◆ **AIM**
Your task is to repeat the lines below exactly, excluding any pictures they contain.

◆ **RECORDS**
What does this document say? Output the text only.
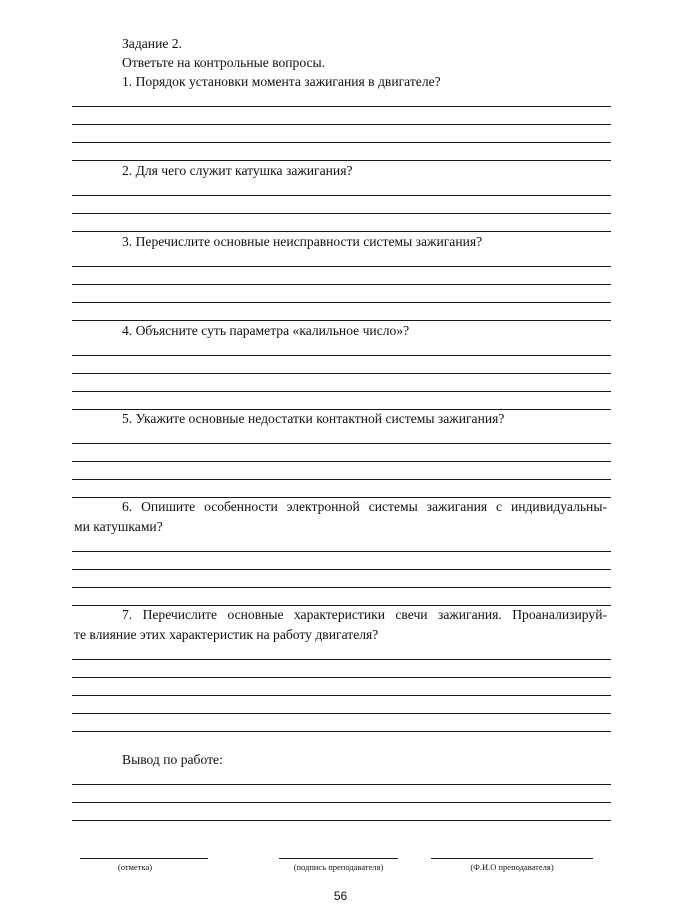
Задание 2.
Ответьте на контрольные вопросы.
1. Порядок установки момента зажигания в двигателе?
2. Для чего служит катушка зажигания?
3. Перечислите основные неисправности системы зажигания?
4. Объясните суть параметра «калильное число»?
5. Укажите основные недостатки контактной системы зажигания?
6. Опишите особенности электронной системы зажигания с индивидуальны-
ми катушками?
7. Перечислите основные характеристики свечи зажигания. Проанализируй-
те влияние этих характеристик на работу двигателя?
Вывод по работе:
(отметка)	(подпись преподавателя)	(Ф.И.О преподавателя)
56
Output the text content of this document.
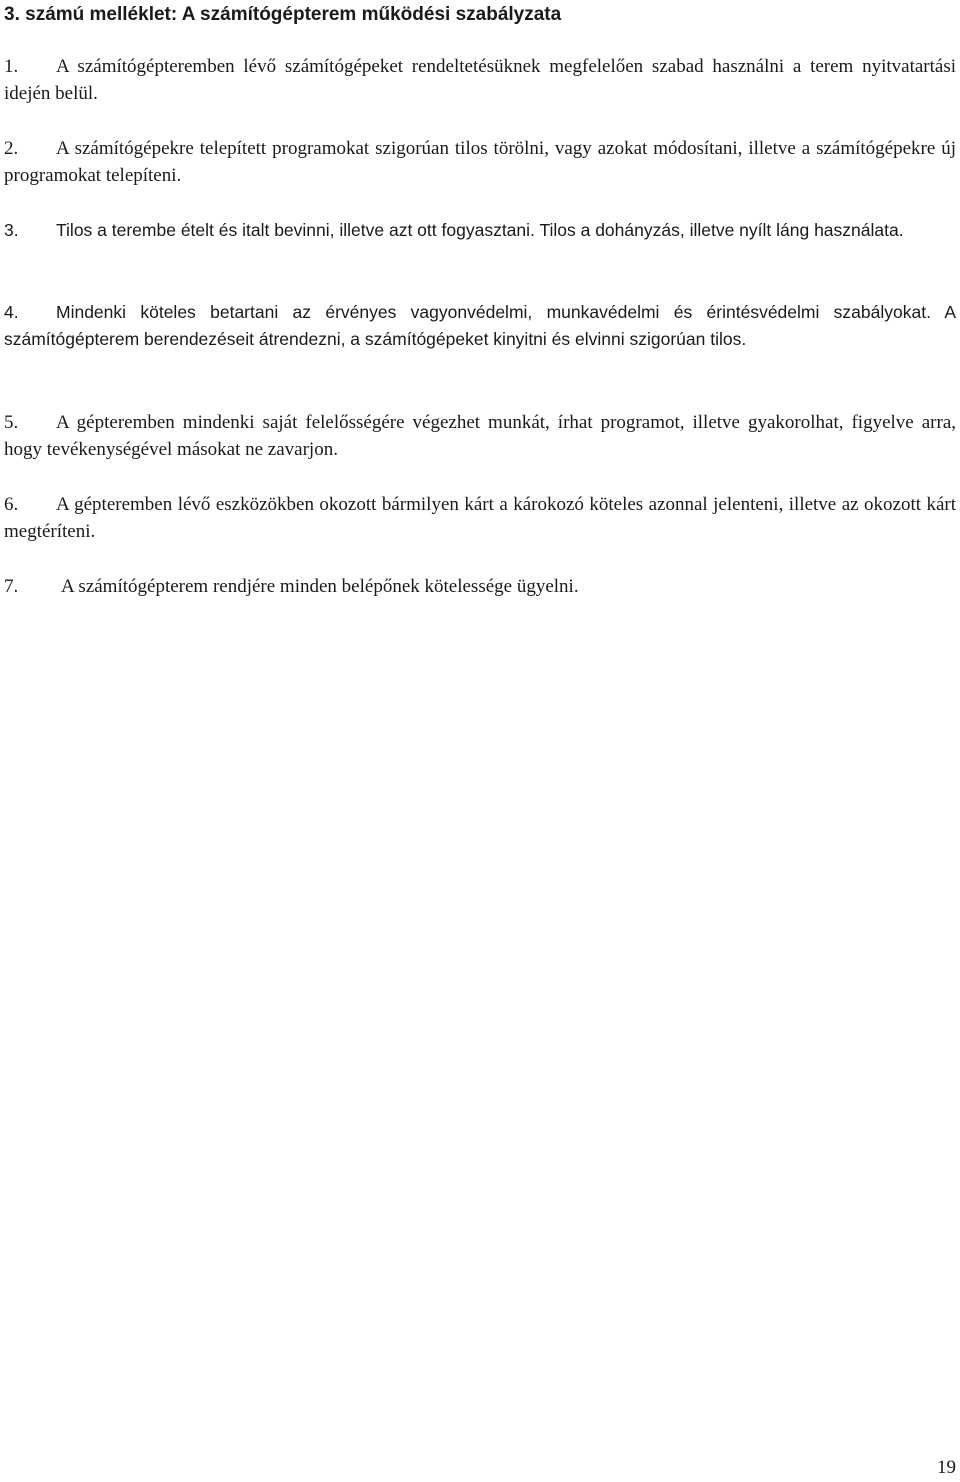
3. számú melléklet: A számítógépterem működési szabályzata
1.	A számítógépteremben lévő számítógépeket rendeltetésüknek megfelelően szabad használni a terem nyitvatartási idején belül.
2.	A számítógépekre telepített programokat szigorúan tilos törölni, vagy azokat módosítani, illetve a számítógépekre új programokat telepíteni.
3.	Tilos a terembe ételt és italt bevinni, illetve azt ott fogyasztani. Tilos a dohányzás, illetve nyílt láng használata.
4.	Mindenki köteles betartani az érvényes vagyonvédelmi, munkavédelmi és érintésvédelmi szabályokat. A számítógépterem berendezéseit átrendezni, a számítógépeket kinyitni és elvinni szigorúan tilos.
5.	A gépteremben mindenki saját felelősségére végezhet munkát, írhat programot, illetve gyakorolhat, figyelve arra, hogy tevékenységével másokat ne zavarjon.
6.	A gépteremben lévő eszközökben okozott bármilyen kárt a károkozó köteles azonnal jelenteni, illetve az okozott kárt megtéríteni.
7.	A számítógépterem rendjére minden belépőnek kötelessége ügyelni.
19
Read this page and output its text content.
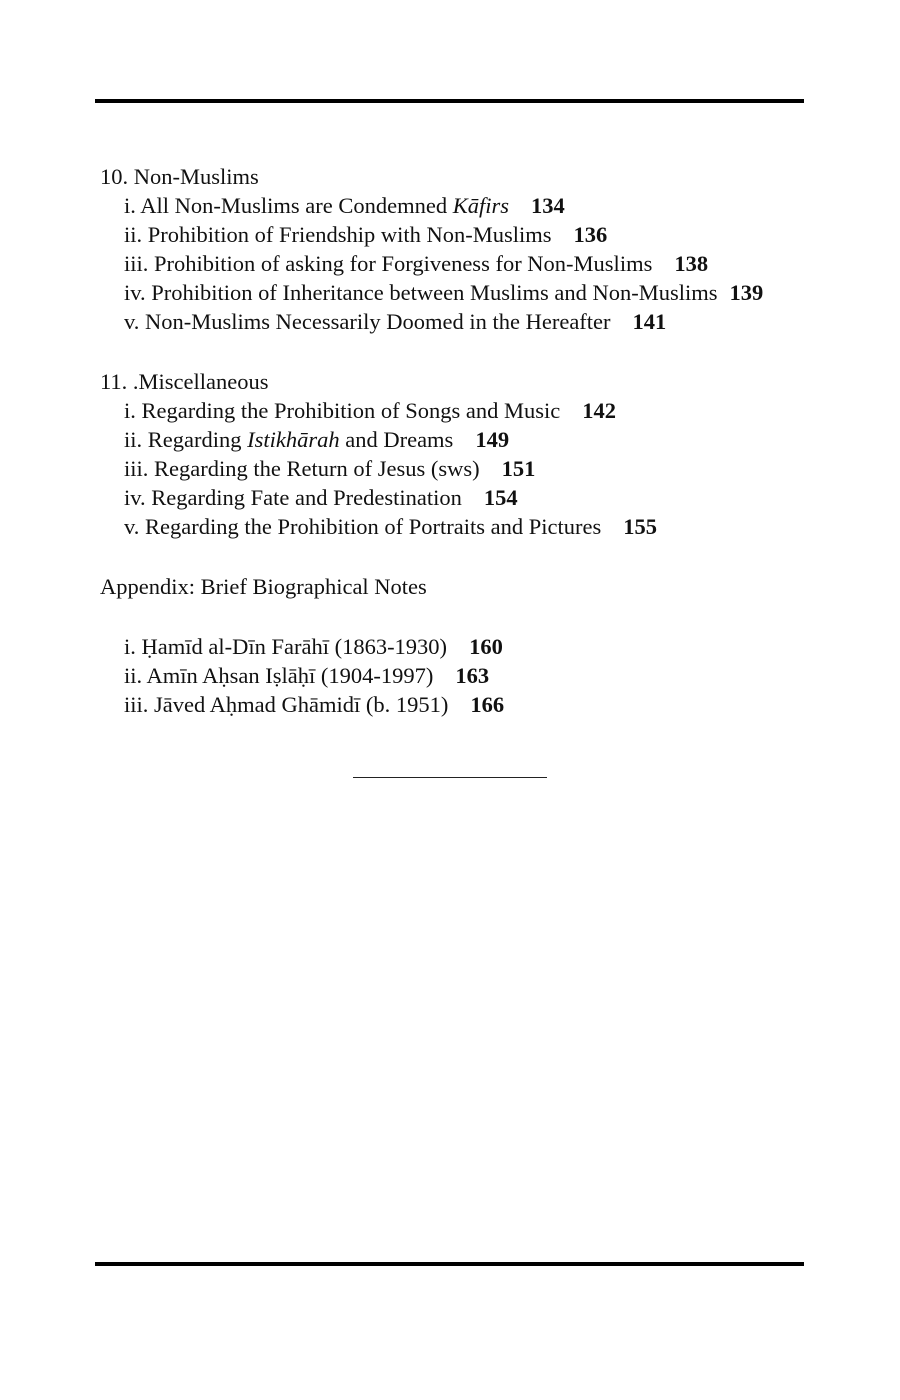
10. Non-Muslims
i. All Non-Muslims are Condemned Kāfirs 134
ii. Prohibition of Friendship with Non-Muslims 136
iii. Prohibition of asking for Forgiveness for Non-Muslims 138
iv. Prohibition of Inheritance between Muslims and Non-Muslims 139
v. Non-Muslims Necessarily Doomed in the Hereafter 141
11. .Miscellaneous
i. Regarding the Prohibition of Songs and Music 142
ii. Regarding Istikhārah and Dreams 149
iii. Regarding the Return of Jesus (sws) 151
iv. Regarding Fate and Predestination 154
v. Regarding the Prohibition of Portraits and Pictures 155
Appendix: Brief Biographical Notes
i. Ḥamīd al-Dīn Farāhī (1863-1930) 160
ii. Amīn Aḥsan Iṣlāḥī (1904-1997) 163
iii. Jāved Aḥmad Ghāmidī (b. 1951) 166
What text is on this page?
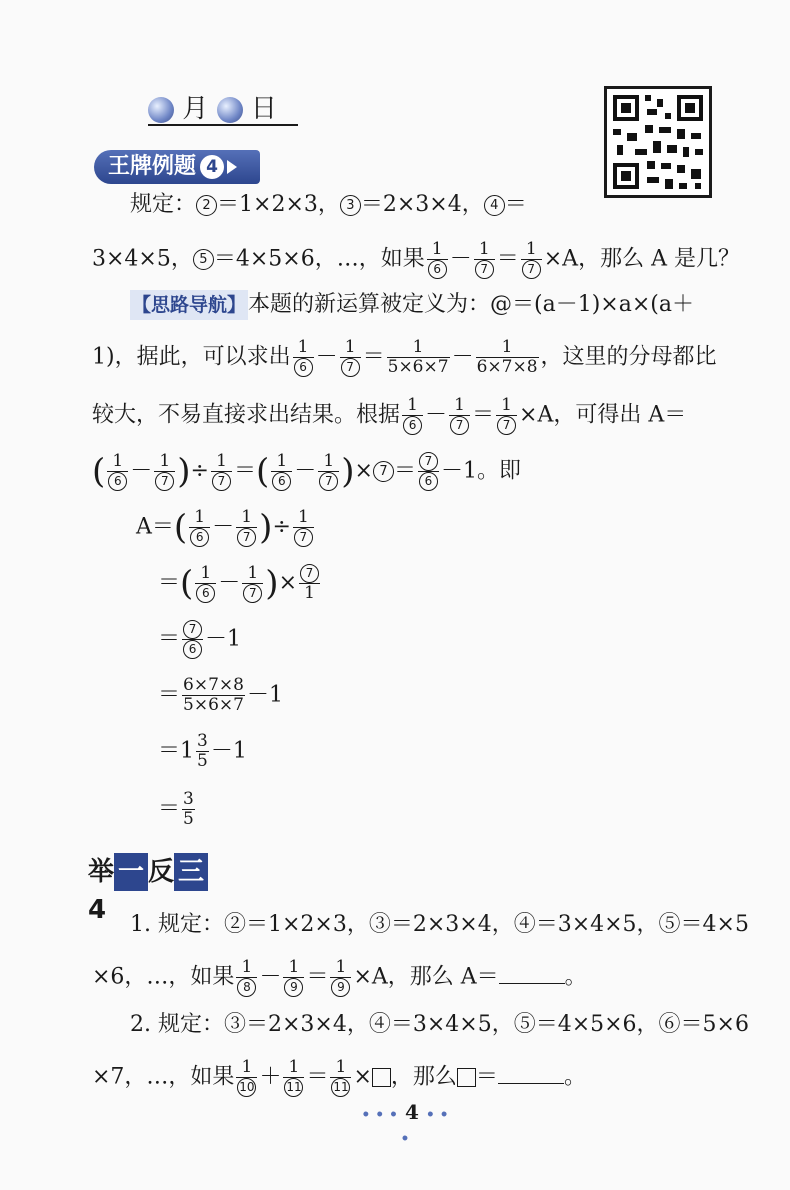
月 日
王牌例题 4
规定： 2 ＝1×2×3， 3 ＝2×3×4， 4 ＝
3×4×5， 5 ＝4×5×6，…，如果 $\frac{1}{6} - \frac{1}{7} = \frac{1}{7} \times A$，那么 A 是几？
【思路导航】本题的新运算被定义为：@＝(a－1)×a×(a＋
1)，据此，可以求出 $\frac{1}{6} - \frac{1}{7} = \frac{1}{5\times 6\times 7} - \frac{1}{6\times 7\times 8}$ ，这里的分母都比
较大，不易直接求出结果。根据 $\frac{1}{6} - \frac{1}{7} = \frac{1}{7} \times A$，可得出 A＝
( $\frac{1}{6} - \frac{1}{7}$ )÷ $\frac{1}{7}$ ＝( $\frac{1}{6} - \frac{1}{7}$ )× $7 = \frac{7}{6} -1$。即
$A=( \frac{1}{6} - \frac{1}{7}$ )÷ $\frac{1}{7}$
＝( $\frac{1}{6} - \frac{1}{7}$ )× $\frac{7}{1}$
＝ $\frac{7}{6} -1$
＝ $\frac{6\times 7\times 8}{5\times 6\times 7} -1$
$=1 \frac{3}{5} -1$
＝ $\frac{3}{5}$
举 一 反 三4	1. 规定：②＝1×2×3，③＝2×3×4，④＝3×4×5，⑤＝4×5
×6，…，如果 $\frac{1}{8} - \frac{1}{9} = \frac{1}{9} \times A$，那么 A＝	。
2. 规定：③＝2×3×4，④＝3×4×5，⑤＝4×5×6，⑥＝5×6
×7，…，如果 $\frac{1}{10} + \frac{1}{11} = \frac{1}{11}$ × ，那么 ＝	。
• • • 4 • • •
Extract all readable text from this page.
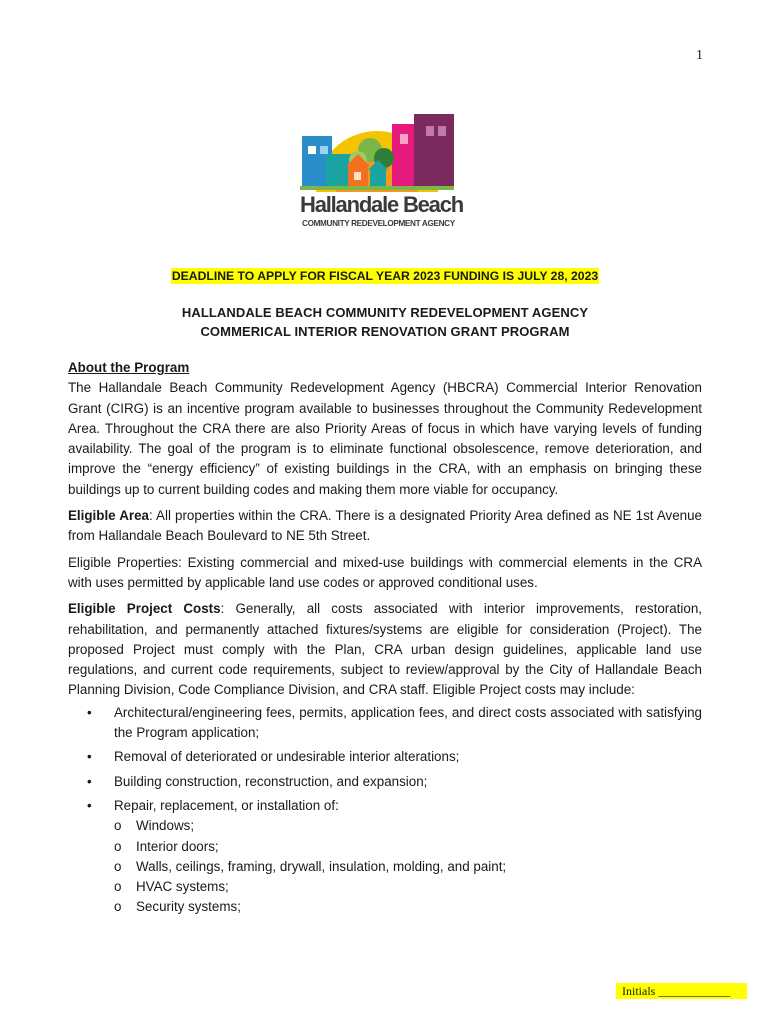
1
Hallandale Beach
COMMUNITY REDEVELOPMENT AGENCY
DEADLINE TO APPLY FOR FISCAL YEAR 2023 FUNDING IS JULY 28, 2023
HALLANDALE BEACH COMMUNITY REDEVELOPMENT AGENCY
COMMERICAL INTERIOR RENOVATION GRANT PROGRAM
About the Program

The Hallandale Beach Community Redevelopment Agency (HBCRA) Commercial Interior Renovation Grant (CIRG) is an incentive program available to businesses throughout the Community Redevelopment Area. Throughout the CRA there are also Priority Areas of focus in which have varying levels of funding availability. The goal of the program is to eliminate functional obsolescence, remove deterioration, and improve the “energy efficiency” of existing buildings in the CRA, with an emphasis on bringing these buildings up to current building codes and making them more viable for occupancy.

Eligible Area: All properties within the CRA. There is a designated Priority Area defined as NE 1st Avenue from Hallandale Beach Boulevard to NE 5th Street.

Eligible Properties: Existing commercial and mixed-use buildings with commercial elements in the CRA with uses permitted by applicable land use codes or approved conditional uses.

Eligible Project Costs: Generally, all costs associated with interior improvements, restoration, rehabilitation, and permanently attached fixtures/systems are eligible for consideration (Project). The proposed Project must comply with the Plan, CRA urban design guidelines, applicable land use regulations, and current code requirements, subject to review/approval by the City of Hallandale Beach Planning Division, Code Compliance Division, and CRA staff. Eligible Project costs may include:

• Architectural/engineering fees, permits, application fees, and direct costs associated with satisfying the Program application;
• Removal of deteriorated or undesirable interior alterations;
• Building construction, reconstruction, and expansion;
• Repair, replacement, or installation of:
o Windows;
o Interior doors;
o Walls, ceilings, framing, drywall, insulation, molding, and paint;
o HVAC systems;
o Security systems;
Initials ____________
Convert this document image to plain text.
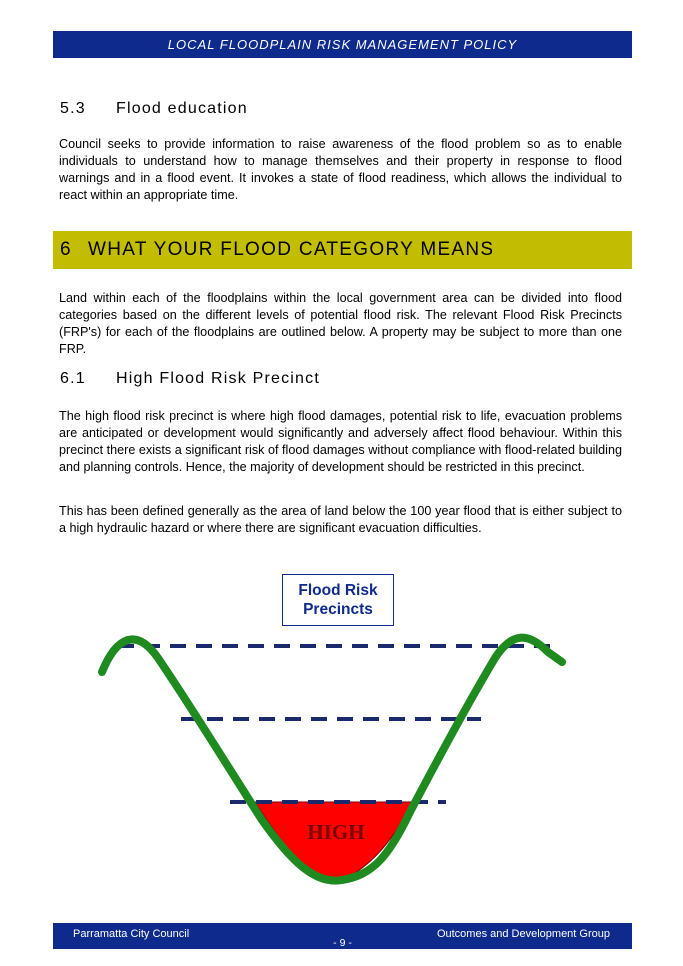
LOCAL FLOODPLAIN RISK MANAGEMENT POLICY
5.3 Flood education

Council seeks to provide information to raise awareness of the flood problem so as to enable individuals to understand how to manage themselves and their property in response to flood warnings and in a flood event. It invokes a state of flood readiness, which allows the individual to react within an appropriate time.

6 WHAT YOUR FLOOD CATEGORY MEANS

Land within each of the floodplains within the local government area can be divided into flood categories based on the different levels of potential flood risk. The relevant Flood Risk Precincts (FRP's) for each of the floodplains are outlined below. A property may be subject to more than one FRP.

6.1 High Flood Risk Precinct

The high flood risk precinct is where high flood damages, potential risk to life, evacuation problems are anticipated or development would significantly and adversely affect flood behaviour. Within this precinct there exists a significant risk of flood damages without compliance with flood-related building and planning controls. Hence, the majority of development should be restricted in this precinct.

This has been defined generally as the area of land below the 100 year flood that is either subject to a high hydraulic hazard or where there are significant evacuation difficulties.

HIGH
Flood Risk
Precincts
Parramatta City Council
- 9 -
Outcomes and Development Group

◆ **TASK RESULT**
What does this document say? Output the text only.
Задание 2.
Ответьте на контрольные вопросы.
1. Порядок установки момента зажигания в двигателе?
2. Для чего служит катушка зажигания?
3. Перечислите основные неисправности системы зажигания?
4. Объясните суть параметра «калильное число»?
5. Укажите основные недостатки контактной системы зажигания?
6. Опишите особенности электронной системы зажигания с индивидуальны-
ми катушками?
7. Перечислите основные характеристики свечи зажигания. Проанализируй-
те влияние этих характеристик на работу двигателя?
Вывод по работе:
(отметка)	(подпись преподавателя)	(Ф.И.О преподавателя)
56
Output the text content of this document.
3. számú melléklet: A számítógépterem működési szabályzata
1.	A számítógépteremben lévő számítógépeket rendeltetésüknek megfelelően szabad használni a terem nyitvatartási idején belül.
2.	A számítógépekre telepített programokat szigorúan tilos törölni, vagy azokat módosítani, illetve a számítógépekre új programokat telepíteni.
3.	Tilos a terembe ételt és italt bevinni, illetve azt ott fogyasztani. Tilos a dohányzás, illetve nyílt láng használata.
4.	Mindenki köteles betartani az érvényes vagyonvédelmi, munkavédelmi és érintésvédelmi szabályokat. A számítógépterem berendezéseit átrendezni, a számítógépeket kinyitni és elvinni szigorúan tilos.
5.	A gépteremben mindenki saját felelősségére végezhet munkát, írhat programot, illetve gyakorolhat, figyelve arra, hogy tevékenységével másokat ne zavarjon.
6.	A gépteremben lévő eszközökben okozott bármilyen kárt a károkozó köteles azonnal jelenteni, illetve az okozott kárt megtéríteni.
7.	A számítógépterem rendjére minden belépőnek kötelessége ügyelni.
19
Read this page and output its text content.
10. Non-Muslims
i. All Non-Muslims are Condemned Kāfirs 134
ii. Prohibition of Friendship with Non-Muslims 136
iii. Prohibition of asking for Forgiveness for Non-Muslims 138
iv. Prohibition of Inheritance between Muslims and Non-Muslims 139
v. Non-Muslims Necessarily Doomed in the Hereafter 141
11. .Miscellaneous
i. Regarding the Prohibition of Songs and Music 142
ii. Regarding Istikhārah and Dreams 149
iii. Regarding the Return of Jesus (sws) 151
iv. Regarding Fate and Predestination 154
v. Regarding the Prohibition of Portraits and Pictures 155
Appendix: Brief Biographical Notes
i. Ḥamīd al-Dīn Farāhī (1863-1930) 160
ii. Amīn Aḥsan Iṣlāḥī (1904-1997) 163
iii. Jāved Aḥmad Ghāmidī (b. 1951) 166
What text is on this page?
月 日
王牌例题 4
规定： 2 ＝1×2×3， 3 ＝2×3×4， 4 ＝
3×4×5， 5 ＝4×5×6，…，如果 $\frac{1}{6} - \frac{1}{7} = \frac{1}{7} \times A$，那么 A 是几？
【思路导航】本题的新运算被定义为：@＝(a－1)×a×(a＋
1)，据此，可以求出 $\frac{1}{6} - \frac{1}{7} = \frac{1}{5\times 6\times 7} - \frac{1}{6\times 7\times 8}$ ，这里的分母都比
较大，不易直接求出结果。根据 $\frac{1}{6} - \frac{1}{7} = \frac{1}{7} \times A$，可得出 A＝
( $\frac{1}{6} - \frac{1}{7}$ )÷ $\frac{1}{7}$ ＝( $\frac{1}{6} - \frac{1}{7}$ )× $7 = \frac{7}{6} -1$。即
$A=( \frac{1}{6} - \frac{1}{7}$ )÷ $\frac{1}{7}$
＝( $\frac{1}{6} - \frac{1}{7}$ )× $\frac{7}{1}$
＝ $\frac{7}{6} -1$
＝ $\frac{6\times 7\times 8}{5\times 6\times 7} -1$
$=1 \frac{3}{5} -1$
＝ $\frac{3}{5}$
举 一 反 三4	1. 规定：②＝1×2×3，③＝2×3×4，④＝3×4×5，⑤＝4×5
×6，…，如果 $\frac{1}{8} - \frac{1}{9} = \frac{1}{9} \times A$，那么 A＝	。
2. 规定：③＝2×3×4，④＝3×4×5，⑤＝4×5×6，⑥＝5×6
×7，…，如果 $\frac{1}{10} + \frac{1}{11} = \frac{1}{11}$ × ，那么 ＝	。
• • • 4 • • •
Extract all readable text from this page.
1
Hallandale Beach
COMMUNITY REDEVELOPMENT AGENCY
DEADLINE TO APPLY FOR FISCAL YEAR 2023 FUNDING IS JULY 28, 2023
HALLANDALE BEACH COMMUNITY REDEVELOPMENT AGENCY
COMMERICAL INTERIOR RENOVATION GRANT PROGRAM
About the Program

The Hallandale Beach Community Redevelopment Agency (HBCRA) Commercial Interior Renovation Grant (CIRG) is an incentive program available to businesses throughout the Community Redevelopment Area. Throughout the CRA there are also Priority Areas of focus in which have varying levels of funding availability. The goal of the program is to eliminate functional obsolescence, remove deterioration, and improve the “energy efficiency” of existing buildings in the CRA, with an emphasis on bringing these buildings up to current building codes and making them more viable for occupancy.

Eligible Area: All properties within the CRA. There is a designated Priority Area defined as NE 1st Avenue from Hallandale Beach Boulevard to NE 5th Street.

Eligible Properties: Existing commercial and mixed-use buildings with commercial elements in the CRA with uses permitted by applicable land use codes or approved conditional uses.

Eligible Project Costs: Generally, all costs associated with interior improvements, restoration, rehabilitation, and permanently attached fixtures/systems are eligible for consideration (Project). The proposed Project must comply with the Plan, CRA urban design guidelines, applicable land use regulations, and current code requirements, subject to review/approval by the City of Hallandale Beach Planning Division, Code Compliance Division, and CRA staff. Eligible Project costs may include:

• Architectural/engineering fees, permits, application fees, and direct costs associated with satisfying the Program application;
• Removal of deteriorated or undesirable interior alterations;
• Building construction, reconstruction, and expansion;
• Repair, replacement, or installation of:
o Windows;
o Interior doors;
o Walls, ceilings, framing, drywall, insulation, molding, and paint;
o HVAC systems;
o Security systems;
Initials ____________
Convert this document image to plain text.
LOCAL FLOODPLAIN RISK MANAGEMENT POLICY
5.3 Flood education

Council seeks to provide information to raise awareness of the flood problem so as to enable individuals to understand how to manage themselves and their property in response to flood warnings and in a flood event. It invokes a state of flood readiness, which allows the individual to react within an appropriate time.

6 WHAT YOUR FLOOD CATEGORY MEANS

Land within each of the floodplains within the local government area can be divided into flood categories based on the different levels of potential flood risk. The relevant Flood Risk Precincts (FRP's) for each of the floodplains are outlined below. A property may be subject to more than one FRP.

6.1 High Flood Risk Precinct

The high flood risk precinct is where high flood damages, potential risk to life, evacuation problems are anticipated or development would significantly and adversely affect flood behaviour. Within this precinct there exists a significant risk of flood damages without compliance with flood-related building and planning controls. Hence, the majority of development should be restricted in this precinct.

This has been defined generally as the area of land below the 100 year flood that is either subject to a high hydraulic hazard or where there are significant evacuation difficulties.

HIGH
Flood Risk
Precincts
Parramatta City Council
- 9 -
Outcomes and Development Group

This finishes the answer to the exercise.